▸ **The data**
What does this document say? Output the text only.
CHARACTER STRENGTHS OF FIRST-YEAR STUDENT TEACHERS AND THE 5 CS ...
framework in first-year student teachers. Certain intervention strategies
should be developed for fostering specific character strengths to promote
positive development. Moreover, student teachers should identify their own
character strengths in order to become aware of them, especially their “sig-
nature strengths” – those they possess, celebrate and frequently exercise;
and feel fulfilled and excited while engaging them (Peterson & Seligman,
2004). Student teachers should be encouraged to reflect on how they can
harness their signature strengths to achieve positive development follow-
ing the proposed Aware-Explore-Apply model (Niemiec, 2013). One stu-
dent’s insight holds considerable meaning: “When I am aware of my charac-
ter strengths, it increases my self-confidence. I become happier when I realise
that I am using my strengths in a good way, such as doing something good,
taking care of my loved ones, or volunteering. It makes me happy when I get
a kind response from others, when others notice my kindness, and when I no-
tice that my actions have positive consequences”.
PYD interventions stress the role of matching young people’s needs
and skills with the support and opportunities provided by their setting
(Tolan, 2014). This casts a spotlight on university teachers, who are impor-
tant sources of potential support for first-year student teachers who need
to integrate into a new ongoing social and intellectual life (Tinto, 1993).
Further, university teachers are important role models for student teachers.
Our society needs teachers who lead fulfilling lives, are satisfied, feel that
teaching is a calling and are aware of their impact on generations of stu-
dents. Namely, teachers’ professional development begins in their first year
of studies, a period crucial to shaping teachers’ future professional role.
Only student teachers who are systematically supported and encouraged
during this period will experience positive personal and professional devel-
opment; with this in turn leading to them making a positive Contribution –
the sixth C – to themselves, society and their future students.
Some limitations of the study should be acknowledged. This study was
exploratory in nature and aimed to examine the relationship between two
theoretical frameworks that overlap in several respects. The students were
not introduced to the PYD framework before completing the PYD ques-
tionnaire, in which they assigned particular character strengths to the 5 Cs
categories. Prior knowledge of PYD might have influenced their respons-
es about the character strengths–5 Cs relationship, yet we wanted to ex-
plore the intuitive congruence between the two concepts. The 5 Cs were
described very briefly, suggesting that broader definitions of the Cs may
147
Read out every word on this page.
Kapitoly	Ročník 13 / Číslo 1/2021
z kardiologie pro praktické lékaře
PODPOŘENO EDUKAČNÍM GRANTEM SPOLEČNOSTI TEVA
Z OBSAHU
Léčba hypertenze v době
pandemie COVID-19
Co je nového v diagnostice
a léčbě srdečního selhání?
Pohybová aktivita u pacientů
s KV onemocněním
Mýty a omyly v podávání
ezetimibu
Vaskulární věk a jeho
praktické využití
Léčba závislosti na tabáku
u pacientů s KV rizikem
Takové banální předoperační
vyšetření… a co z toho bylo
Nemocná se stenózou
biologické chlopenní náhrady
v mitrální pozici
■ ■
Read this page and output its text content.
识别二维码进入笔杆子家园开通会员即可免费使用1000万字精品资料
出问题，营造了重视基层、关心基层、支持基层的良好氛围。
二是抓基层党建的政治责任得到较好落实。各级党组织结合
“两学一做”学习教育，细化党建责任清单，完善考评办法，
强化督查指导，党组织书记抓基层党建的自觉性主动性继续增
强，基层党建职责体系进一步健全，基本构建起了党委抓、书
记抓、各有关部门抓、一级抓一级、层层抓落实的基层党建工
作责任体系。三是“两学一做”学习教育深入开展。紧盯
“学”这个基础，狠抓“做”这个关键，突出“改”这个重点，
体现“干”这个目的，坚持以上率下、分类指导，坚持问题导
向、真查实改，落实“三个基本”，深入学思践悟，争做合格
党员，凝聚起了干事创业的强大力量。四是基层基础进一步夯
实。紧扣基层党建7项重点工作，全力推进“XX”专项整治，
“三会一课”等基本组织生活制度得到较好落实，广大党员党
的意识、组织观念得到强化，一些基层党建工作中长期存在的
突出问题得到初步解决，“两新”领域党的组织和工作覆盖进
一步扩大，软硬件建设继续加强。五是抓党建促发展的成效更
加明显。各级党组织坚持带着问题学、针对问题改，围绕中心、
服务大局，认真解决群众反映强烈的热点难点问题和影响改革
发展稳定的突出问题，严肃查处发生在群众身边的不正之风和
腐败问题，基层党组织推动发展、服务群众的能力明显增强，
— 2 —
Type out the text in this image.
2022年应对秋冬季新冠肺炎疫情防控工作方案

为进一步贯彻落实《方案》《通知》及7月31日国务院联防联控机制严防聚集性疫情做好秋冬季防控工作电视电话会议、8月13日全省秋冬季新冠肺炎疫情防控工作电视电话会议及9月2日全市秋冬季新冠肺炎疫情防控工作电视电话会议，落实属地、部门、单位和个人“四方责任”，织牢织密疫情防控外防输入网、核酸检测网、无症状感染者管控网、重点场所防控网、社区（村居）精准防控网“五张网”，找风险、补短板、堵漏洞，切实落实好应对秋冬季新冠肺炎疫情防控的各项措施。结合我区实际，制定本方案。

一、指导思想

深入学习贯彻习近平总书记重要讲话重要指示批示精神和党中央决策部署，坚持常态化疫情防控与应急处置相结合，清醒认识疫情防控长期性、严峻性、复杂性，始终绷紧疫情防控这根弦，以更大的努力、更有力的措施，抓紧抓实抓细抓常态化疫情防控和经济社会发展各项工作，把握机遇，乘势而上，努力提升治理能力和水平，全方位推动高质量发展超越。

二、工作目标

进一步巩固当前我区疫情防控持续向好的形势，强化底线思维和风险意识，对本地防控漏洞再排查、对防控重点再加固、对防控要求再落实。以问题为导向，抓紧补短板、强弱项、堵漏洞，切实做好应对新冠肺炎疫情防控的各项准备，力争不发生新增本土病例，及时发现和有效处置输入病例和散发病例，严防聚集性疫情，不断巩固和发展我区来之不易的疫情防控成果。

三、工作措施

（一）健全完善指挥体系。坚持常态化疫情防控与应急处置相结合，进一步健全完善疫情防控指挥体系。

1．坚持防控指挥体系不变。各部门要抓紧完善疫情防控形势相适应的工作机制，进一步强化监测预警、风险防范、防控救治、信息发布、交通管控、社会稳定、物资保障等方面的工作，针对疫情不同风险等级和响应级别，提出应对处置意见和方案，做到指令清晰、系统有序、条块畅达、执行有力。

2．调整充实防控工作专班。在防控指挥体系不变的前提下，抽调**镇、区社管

▸ **What you will do**
Copy each line that holds the word "they".

▸ **Result for this exercise**
nature strengths” – those they possess, celebrate and frequently exercise;
2004). Student teachers should be encouraged to reflect on how they can
tionnaire, in which they assigned particular character strengths to the 5 Cs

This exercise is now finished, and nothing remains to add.